-- Begin Raw data --

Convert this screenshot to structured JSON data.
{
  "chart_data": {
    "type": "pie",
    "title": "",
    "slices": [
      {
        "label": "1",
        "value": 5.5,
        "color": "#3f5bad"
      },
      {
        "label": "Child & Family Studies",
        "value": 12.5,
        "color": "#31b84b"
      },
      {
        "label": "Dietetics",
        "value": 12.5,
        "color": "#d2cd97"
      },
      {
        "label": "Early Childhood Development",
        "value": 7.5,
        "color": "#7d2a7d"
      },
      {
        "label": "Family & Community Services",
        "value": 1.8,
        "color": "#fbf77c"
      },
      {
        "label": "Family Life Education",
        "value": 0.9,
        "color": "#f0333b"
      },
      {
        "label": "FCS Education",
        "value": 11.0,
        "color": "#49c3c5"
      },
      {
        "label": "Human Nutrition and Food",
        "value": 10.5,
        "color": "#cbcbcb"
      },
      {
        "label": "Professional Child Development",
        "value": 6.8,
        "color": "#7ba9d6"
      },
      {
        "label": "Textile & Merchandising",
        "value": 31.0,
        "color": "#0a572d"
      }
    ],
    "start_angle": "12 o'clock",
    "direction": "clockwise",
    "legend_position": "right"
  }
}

-- End Raw data --

• What you have to do: Your task is to repeat every line exactly.

• Response to the exercise:
Convert this screenshot to structured JSON data.
{
  "chart_data": {
    "type": "pie",
    "title": "",
    "slices": [
      {
        "label": "1",
        "value": 5.5,
        "color": "#3f5bad"
      },
      {
        "label": "Child & Family Studies",
        "value": 12.5,
        "color": "#31b84b"
      },
      {
        "label": "Dietetics",
        "value": 12.5,
        "color": "#d2cd97"
      },
      {
        "label": "Early Childhood Development",
        "value": 7.5,
        "color": "#7d2a7d"
      },
      {
        "label": "Family & Community Services",
        "value": 1.8,
        "color": "#fbf77c"
      },
      {
        "label": "Family Life Education",
        "value": 0.9,
        "color": "#f0333b"
      },
      {
        "label": "FCS Education",
        "value": 11.0,
        "color": "#49c3c5"
      },
      {
        "label": "Human Nutrition and Food",
        "value": 10.5,
        "color": "#cbcbcb"
      },
      {
        "label": "Professional Child Development",
        "value": 6.8,
        "color": "#7ba9d6"
      },
      {
        "label": "Textile & Merchandising",
        "value": 31.0,
        "color": "#0a572d"
      }
    ],
    "start_angle": "12 o'clock",
    "direction": "clockwise",
    "legend_position": "right"
  }
}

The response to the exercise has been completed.